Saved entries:
◆ ◆ ◆ ◆ ◆

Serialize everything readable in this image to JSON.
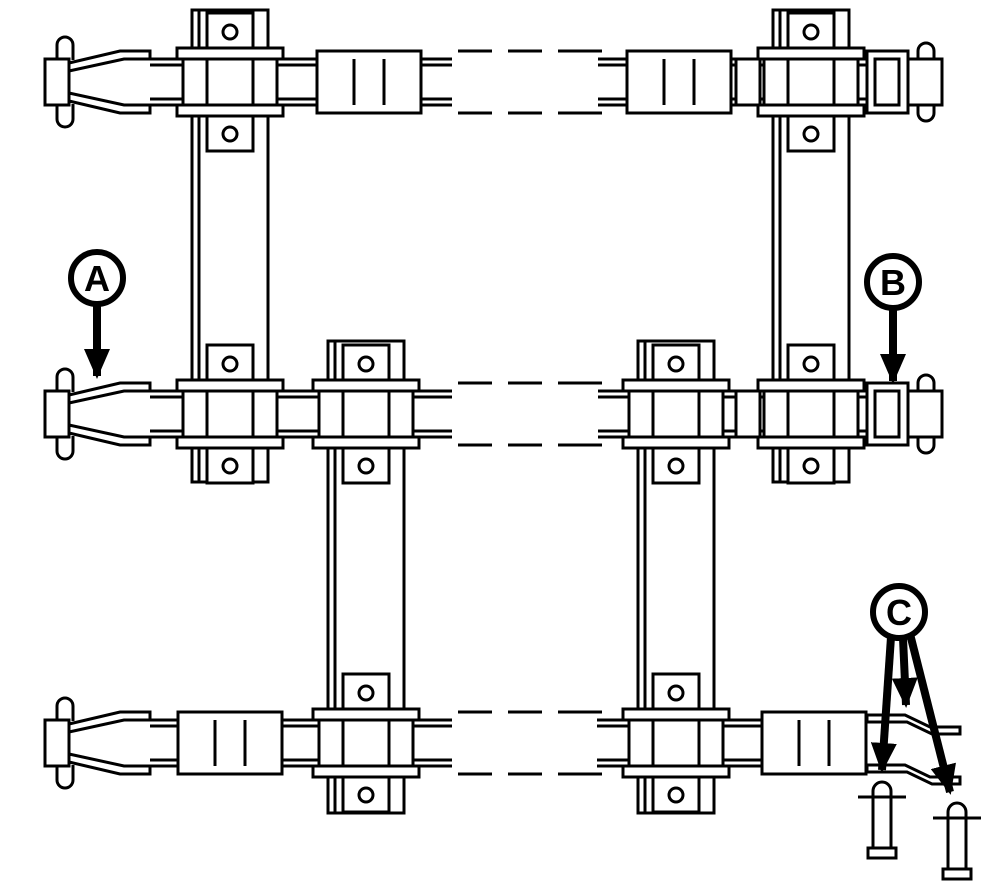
{
  "diagram": {
    "background": "#ffffff",
    "line_color": "#000000",
    "callouts": [
      {
        "label": "A"
      },
      {
        "label": "B"
      },
      {
        "label": "C"
      }
    ],
    "structure": {
      "chain_rows": 3,
      "slats": 4,
      "attachment_brackets": 8,
      "loose_pins": 2,
      "break_dash_groups_per_row": 3,
      "callout_arrow_counts": {
        "A": 1,
        "B": 1,
        "C": 3
      }
    }
  }
}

◆ ◆ ◆ ◆ ◆

Each entry above should be reproduced exactly, with the pictures removed.

Expected answer:
Serialize everything readable in this image to JSON.
{
  "diagram": {
    "background": "#ffffff",
    "line_color": "#000000",
    "callouts": [
      {
        "label": "A"
      },
      {
        "label": "B"
      },
      {
        "label": "C"
      }
    ],
    "structure": {
      "chain_rows": 3,
      "slats": 4,
      "attachment_brackets": 8,
      "loose_pins": 2,
      "break_dash_groups_per_row": 3,
      "callout_arrow_counts": {
        "A": 1,
        "B": 1,
        "C": 3
      }
    }
  }
}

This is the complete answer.